■ **Objective**:
Lines containing the string "YILI" are to be counted; report the number and nothing more.

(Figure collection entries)
## start
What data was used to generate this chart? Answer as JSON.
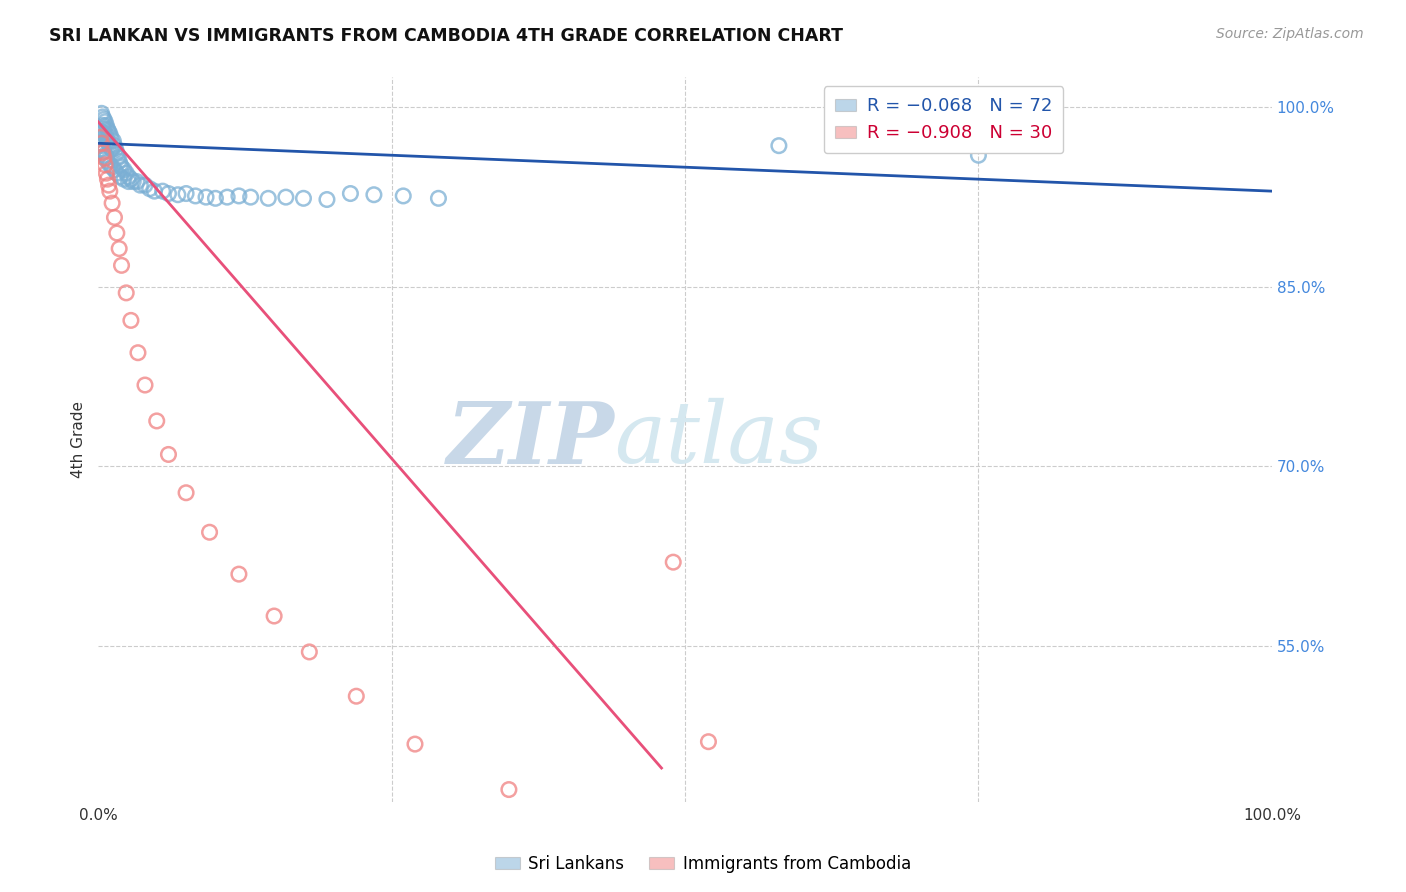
{
  "title": "SRI LANKAN VS IMMIGRANTS FROM CAMBODIA 4TH GRADE CORRELATION CHART",
  "source": "Source: ZipAtlas.com",
  "ylabel": "4th Grade",
  "xlim": [
    0.0,
    1.0
  ],
  "ylim": [
    0.42,
    1.025
  ],
  "ytick_labels": [
    "55.0%",
    "70.0%",
    "85.0%",
    "100.0%"
  ],
  "ytick_values": [
    0.55,
    0.7,
    0.85,
    1.0
  ],
  "blue_color": "#7BAFD4",
  "pink_color": "#F08080",
  "trendline_blue": "#2255AA",
  "trendline_pink": "#E8507A",
  "watermark_zip": "ZIP",
  "watermark_atlas": "atlas",
  "sri_lankans_x": [
    0.002,
    0.003,
    0.003,
    0.004,
    0.004,
    0.005,
    0.005,
    0.006,
    0.006,
    0.007,
    0.007,
    0.008,
    0.008,
    0.009,
    0.009,
    0.01,
    0.01,
    0.011,
    0.011,
    0.012,
    0.013,
    0.014,
    0.015,
    0.016,
    0.017,
    0.018,
    0.019,
    0.02,
    0.022,
    0.024,
    0.026,
    0.028,
    0.03,
    0.033,
    0.036,
    0.04,
    0.044,
    0.048,
    0.055,
    0.06,
    0.068,
    0.075,
    0.083,
    0.092,
    0.1,
    0.11,
    0.12,
    0.13,
    0.145,
    0.16,
    0.175,
    0.195,
    0.215,
    0.235,
    0.26,
    0.29,
    0.002,
    0.003,
    0.004,
    0.005,
    0.006,
    0.007,
    0.008,
    0.01,
    0.012,
    0.014,
    0.016,
    0.019,
    0.022,
    0.026,
    0.58,
    0.75
  ],
  "sri_lankans_y": [
    0.98,
    0.978,
    0.995,
    0.985,
    0.992,
    0.982,
    0.99,
    0.978,
    0.988,
    0.975,
    0.985,
    0.972,
    0.982,
    0.97,
    0.98,
    0.968,
    0.978,
    0.966,
    0.975,
    0.965,
    0.972,
    0.968,
    0.965,
    0.962,
    0.958,
    0.955,
    0.952,
    0.95,
    0.948,
    0.945,
    0.942,
    0.94,
    0.938,
    0.938,
    0.935,
    0.935,
    0.932,
    0.93,
    0.93,
    0.928,
    0.927,
    0.928,
    0.926,
    0.925,
    0.924,
    0.925,
    0.926,
    0.925,
    0.924,
    0.925,
    0.924,
    0.923,
    0.928,
    0.927,
    0.926,
    0.924,
    0.97,
    0.968,
    0.965,
    0.963,
    0.96,
    0.958,
    0.955,
    0.952,
    0.95,
    0.948,
    0.945,
    0.942,
    0.94,
    0.938,
    0.968,
    0.96
  ],
  "cambodia_x": [
    0.002,
    0.003,
    0.004,
    0.005,
    0.006,
    0.007,
    0.008,
    0.009,
    0.01,
    0.012,
    0.014,
    0.016,
    0.018,
    0.02,
    0.024,
    0.028,
    0.034,
    0.04,
    0.05,
    0.06,
    0.075,
    0.095,
    0.12,
    0.15,
    0.18,
    0.22,
    0.27,
    0.35,
    0.49,
    0.52
  ],
  "cambodia_y": [
    0.975,
    0.97,
    0.962,
    0.958,
    0.952,
    0.945,
    0.94,
    0.935,
    0.93,
    0.92,
    0.908,
    0.895,
    0.882,
    0.868,
    0.845,
    0.822,
    0.795,
    0.768,
    0.738,
    0.71,
    0.678,
    0.645,
    0.61,
    0.575,
    0.545,
    0.508,
    0.468,
    0.43,
    0.62,
    0.47
  ],
  "blue_trendline_x0": 0.0,
  "blue_trendline_y0": 0.97,
  "blue_trendline_x1": 1.0,
  "blue_trendline_y1": 0.93,
  "pink_trendline_x0": 0.0,
  "pink_trendline_y0": 0.988,
  "pink_trendline_x1": 0.48,
  "pink_trendline_y1": 0.448
}
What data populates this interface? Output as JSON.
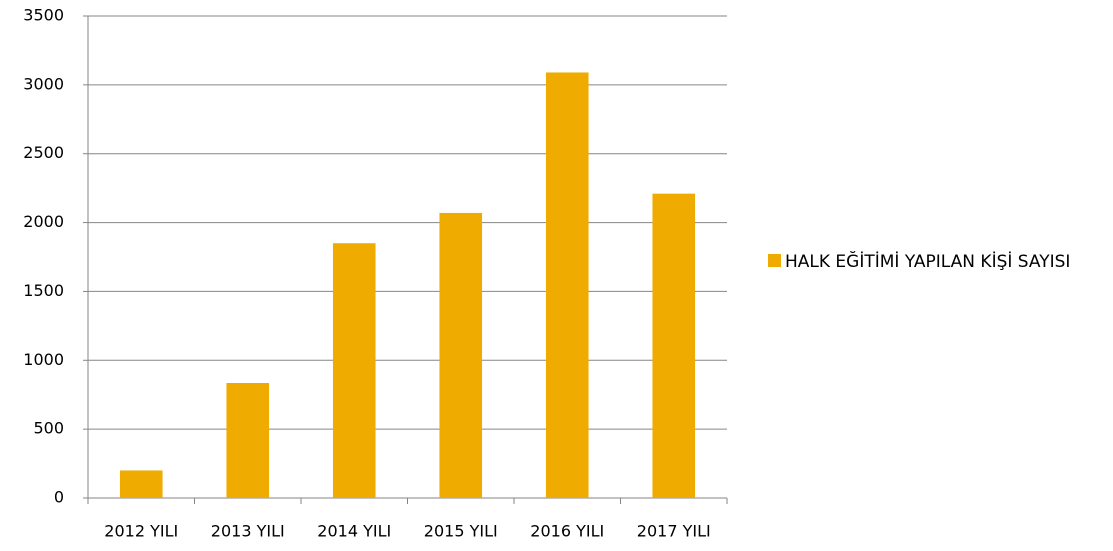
{
  "chart_data": {
    "type": "bar",
    "categories": [
      "2012 YILI",
      "2013 YILI",
      "2014 YILI",
      "2015 YILI",
      "2016 YILI",
      "2017 YILI"
    ],
    "series": [
      {
        "name": "HALK EĞİTİMİ YAPILAN KİŞİ SAYISI",
        "color": "#f0ab00",
        "values": [
          200,
          835,
          1850,
          2070,
          3090,
          2210
        ]
      }
    ],
    "ylim": [
      0,
      3500
    ],
    "yticks": [
      0,
      500,
      1000,
      1500,
      2000,
      2500,
      3000,
      3500
    ],
    "grid": true,
    "legend": "right"
  }
}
## end
■ **Exercise answer**:
6